start Input material

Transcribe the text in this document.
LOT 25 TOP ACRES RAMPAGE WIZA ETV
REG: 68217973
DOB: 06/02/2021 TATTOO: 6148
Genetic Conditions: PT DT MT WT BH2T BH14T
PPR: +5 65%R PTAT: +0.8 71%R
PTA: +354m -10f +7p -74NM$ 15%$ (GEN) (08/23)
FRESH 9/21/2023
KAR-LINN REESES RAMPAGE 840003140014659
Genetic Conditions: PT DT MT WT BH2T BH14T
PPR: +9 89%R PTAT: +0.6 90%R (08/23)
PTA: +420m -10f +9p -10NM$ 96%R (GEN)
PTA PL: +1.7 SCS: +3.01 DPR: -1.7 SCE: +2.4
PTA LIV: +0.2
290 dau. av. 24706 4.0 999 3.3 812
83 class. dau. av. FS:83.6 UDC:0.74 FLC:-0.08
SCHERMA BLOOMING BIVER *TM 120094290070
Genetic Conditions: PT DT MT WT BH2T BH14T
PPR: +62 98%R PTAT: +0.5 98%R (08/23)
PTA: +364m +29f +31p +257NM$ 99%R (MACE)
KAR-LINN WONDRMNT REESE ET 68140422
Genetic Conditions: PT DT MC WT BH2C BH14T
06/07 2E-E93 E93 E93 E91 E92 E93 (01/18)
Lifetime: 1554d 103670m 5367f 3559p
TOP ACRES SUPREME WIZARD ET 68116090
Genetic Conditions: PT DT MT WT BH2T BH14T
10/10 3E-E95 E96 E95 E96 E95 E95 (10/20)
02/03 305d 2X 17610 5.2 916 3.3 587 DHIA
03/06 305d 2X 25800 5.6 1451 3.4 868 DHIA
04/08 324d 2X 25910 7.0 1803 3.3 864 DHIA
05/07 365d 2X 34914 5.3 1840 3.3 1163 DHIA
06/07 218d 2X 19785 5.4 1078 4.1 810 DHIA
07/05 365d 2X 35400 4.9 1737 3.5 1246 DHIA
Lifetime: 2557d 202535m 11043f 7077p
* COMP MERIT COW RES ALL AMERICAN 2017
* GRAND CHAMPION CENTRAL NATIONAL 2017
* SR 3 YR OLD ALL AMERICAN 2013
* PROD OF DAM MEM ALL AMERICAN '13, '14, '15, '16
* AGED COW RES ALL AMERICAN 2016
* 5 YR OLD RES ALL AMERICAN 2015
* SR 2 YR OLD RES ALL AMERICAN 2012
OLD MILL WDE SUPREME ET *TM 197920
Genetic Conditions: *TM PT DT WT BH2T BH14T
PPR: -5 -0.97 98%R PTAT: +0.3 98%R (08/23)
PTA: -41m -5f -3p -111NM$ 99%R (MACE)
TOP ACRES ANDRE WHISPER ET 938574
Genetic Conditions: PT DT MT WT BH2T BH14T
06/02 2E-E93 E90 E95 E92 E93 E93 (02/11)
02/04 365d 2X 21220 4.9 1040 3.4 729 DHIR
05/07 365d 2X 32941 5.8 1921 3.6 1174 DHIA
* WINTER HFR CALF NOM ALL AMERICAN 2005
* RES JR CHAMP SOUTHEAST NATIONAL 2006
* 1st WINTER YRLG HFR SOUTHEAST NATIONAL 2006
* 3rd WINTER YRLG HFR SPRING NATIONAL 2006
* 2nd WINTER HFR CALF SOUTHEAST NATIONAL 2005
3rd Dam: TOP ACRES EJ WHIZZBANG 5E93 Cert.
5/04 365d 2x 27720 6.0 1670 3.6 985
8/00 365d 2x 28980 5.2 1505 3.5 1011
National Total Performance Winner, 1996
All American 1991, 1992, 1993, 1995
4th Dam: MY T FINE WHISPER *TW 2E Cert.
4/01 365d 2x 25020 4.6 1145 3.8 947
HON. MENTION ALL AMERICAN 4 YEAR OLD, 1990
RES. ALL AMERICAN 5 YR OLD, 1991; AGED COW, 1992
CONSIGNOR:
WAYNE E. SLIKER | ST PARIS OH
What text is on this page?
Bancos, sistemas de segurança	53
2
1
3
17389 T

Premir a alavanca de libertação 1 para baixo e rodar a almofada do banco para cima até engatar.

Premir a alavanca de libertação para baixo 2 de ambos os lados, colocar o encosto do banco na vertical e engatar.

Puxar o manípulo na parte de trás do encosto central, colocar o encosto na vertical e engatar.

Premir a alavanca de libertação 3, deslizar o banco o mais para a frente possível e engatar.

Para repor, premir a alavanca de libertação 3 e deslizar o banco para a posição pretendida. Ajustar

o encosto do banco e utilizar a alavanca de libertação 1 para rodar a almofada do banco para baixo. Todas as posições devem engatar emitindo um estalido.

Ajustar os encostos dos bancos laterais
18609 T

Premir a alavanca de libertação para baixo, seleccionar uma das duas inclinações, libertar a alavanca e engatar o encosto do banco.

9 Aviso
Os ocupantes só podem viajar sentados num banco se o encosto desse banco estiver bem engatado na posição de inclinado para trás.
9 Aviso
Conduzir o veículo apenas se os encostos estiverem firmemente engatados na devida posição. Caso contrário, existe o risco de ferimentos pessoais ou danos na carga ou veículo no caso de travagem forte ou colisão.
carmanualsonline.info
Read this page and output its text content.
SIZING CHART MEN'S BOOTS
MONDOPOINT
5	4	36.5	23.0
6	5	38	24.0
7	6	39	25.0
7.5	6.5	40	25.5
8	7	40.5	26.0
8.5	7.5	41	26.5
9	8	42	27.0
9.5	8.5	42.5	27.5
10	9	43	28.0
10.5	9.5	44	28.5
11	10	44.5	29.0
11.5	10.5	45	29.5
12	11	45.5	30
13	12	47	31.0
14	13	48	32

end Input material

:: Objective ::
Reproduce the material in full, with no word added or dropped.

:: Response ::
Transcribe the text in this document.
LOT 25 TOP ACRES RAMPAGE WIZA ETV
REG: 68217973
DOB: 06/02/2021 TATTOO: 6148
Genetic Conditions: PT DT MT WT BH2T BH14T
PPR: +5 65%R PTAT: +0.8 71%R
PTA: +354m -10f +7p -74NM$ 15%$ (GEN) (08/23)
FRESH 9/21/2023
KAR-LINN REESES RAMPAGE 840003140014659
Genetic Conditions: PT DT MT WT BH2T BH14T
PPR: +9 89%R PTAT: +0.6 90%R (08/23)
PTA: +420m -10f +9p -10NM$ 96%R (GEN)
PTA PL: +1.7 SCS: +3.01 DPR: -1.7 SCE: +2.4
PTA LIV: +0.2
290 dau. av. 24706 4.0 999 3.3 812
83 class. dau. av. FS:83.6 UDC:0.74 FLC:-0.08
SCHERMA BLOOMING BIVER *TM 120094290070
Genetic Conditions: PT DT MT WT BH2T BH14T
PPR: +62 98%R PTAT: +0.5 98%R (08/23)
PTA: +364m +29f +31p +257NM$ 99%R (MACE)
KAR-LINN WONDRMNT REESE ET 68140422
Genetic Conditions: PT DT MC WT BH2C BH14T
06/07 2E-E93 E93 E93 E91 E92 E93 (01/18)
Lifetime: 1554d 103670m 5367f 3559p
TOP ACRES SUPREME WIZARD ET 68116090
Genetic Conditions: PT DT MT WT BH2T BH14T
10/10 3E-E95 E96 E95 E96 E95 E95 (10/20)
02/03 305d 2X 17610 5.2 916 3.3 587 DHIA
03/06 305d 2X 25800 5.6 1451 3.4 868 DHIA
04/08 324d 2X 25910 7.0 1803 3.3 864 DHIA
05/07 365d 2X 34914 5.3 1840 3.3 1163 DHIA
06/07 218d 2X 19785 5.4 1078 4.1 810 DHIA
07/05 365d 2X 35400 4.9 1737 3.5 1246 DHIA
Lifetime: 2557d 202535m 11043f 7077p
* COMP MERIT COW RES ALL AMERICAN 2017
* GRAND CHAMPION CENTRAL NATIONAL 2017
* SR 3 YR OLD ALL AMERICAN 2013
* PROD OF DAM MEM ALL AMERICAN '13, '14, '15, '16
* AGED COW RES ALL AMERICAN 2016
* 5 YR OLD RES ALL AMERICAN 2015
* SR 2 YR OLD RES ALL AMERICAN 2012
OLD MILL WDE SUPREME ET *TM 197920
Genetic Conditions: *TM PT DT WT BH2T BH14T
PPR: -5 -0.97 98%R PTAT: +0.3 98%R (08/23)
PTA: -41m -5f -3p -111NM$ 99%R (MACE)
TOP ACRES ANDRE WHISPER ET 938574
Genetic Conditions: PT DT MT WT BH2T BH14T
06/02 2E-E93 E90 E95 E92 E93 E93 (02/11)
02/04 365d 2X 21220 4.9 1040 3.4 729 DHIR
05/07 365d 2X 32941 5.8 1921 3.6 1174 DHIA
* WINTER HFR CALF NOM ALL AMERICAN 2005
* RES JR CHAMP SOUTHEAST NATIONAL 2006
* 1st WINTER YRLG HFR SOUTHEAST NATIONAL 2006
* 3rd WINTER YRLG HFR SPRING NATIONAL 2006
* 2nd WINTER HFR CALF SOUTHEAST NATIONAL 2005
3rd Dam: TOP ACRES EJ WHIZZBANG 5E93 Cert.
5/04 365d 2x 27720 6.0 1670 3.6 985
8/00 365d 2x 28980 5.2 1505 3.5 1011
National Total Performance Winner, 1996
All American 1991, 1992, 1993, 1995
4th Dam: MY T FINE WHISPER *TW 2E Cert.
4/01 365d 2x 25020 4.6 1145 3.8 947
HON. MENTION ALL AMERICAN 4 YEAR OLD, 1990
RES. ALL AMERICAN 5 YR OLD, 1991; AGED COW, 1992
CONSIGNOR:
WAYNE E. SLIKER | ST PARIS OH
What text is on this page?
Bancos, sistemas de segurança	53
2
1
3
17389 T

Premir a alavanca de libertação 1 para baixo e rodar a almofada do banco para cima até engatar.

Premir a alavanca de libertação para baixo 2 de ambos os lados, colocar o encosto do banco na vertical e engatar.

Puxar o manípulo na parte de trás do encosto central, colocar o encosto na vertical e engatar.

Premir a alavanca de libertação 3, deslizar o banco o mais para a frente possível e engatar.

Para repor, premir a alavanca de libertação 3 e deslizar o banco para a posição pretendida. Ajustar

o encosto do banco e utilizar a alavanca de libertação 1 para rodar a almofada do banco para baixo. Todas as posições devem engatar emitindo um estalido.

Ajustar os encostos dos bancos laterais
18609 T

Premir a alavanca de libertação para baixo, seleccionar uma das duas inclinações, libertar a alavanca e engatar o encosto do banco.

9 Aviso
Os ocupantes só podem viajar sentados num banco se o encosto desse banco estiver bem engatado na posição de inclinado para trás.
9 Aviso
Conduzir o veículo apenas se os encostos estiverem firmemente engatados na devida posição. Caso contrário, existe o risco de ferimentos pessoais ou danos na carga ou veículo no caso de travagem forte ou colisão.
carmanualsonline.info
Read this page and output its text content.
SIZING CHART MEN'S BOOTS
MONDOPOINT
5	4	36.5	23.0
6	5	38	24.0
7	6	39	25.0
7.5	6.5	40	25.5
8	7	40.5	26.0
8.5	7.5	41	26.5
9	8	42	27.0
9.5	8.5	42.5	27.5
10	9	43	28.0
10.5	9.5	44	28.5
11	10	44.5	29.0
11.5	10.5	45	29.5
12	11	45.5	30
13	12	47	31.0
14	13	48	32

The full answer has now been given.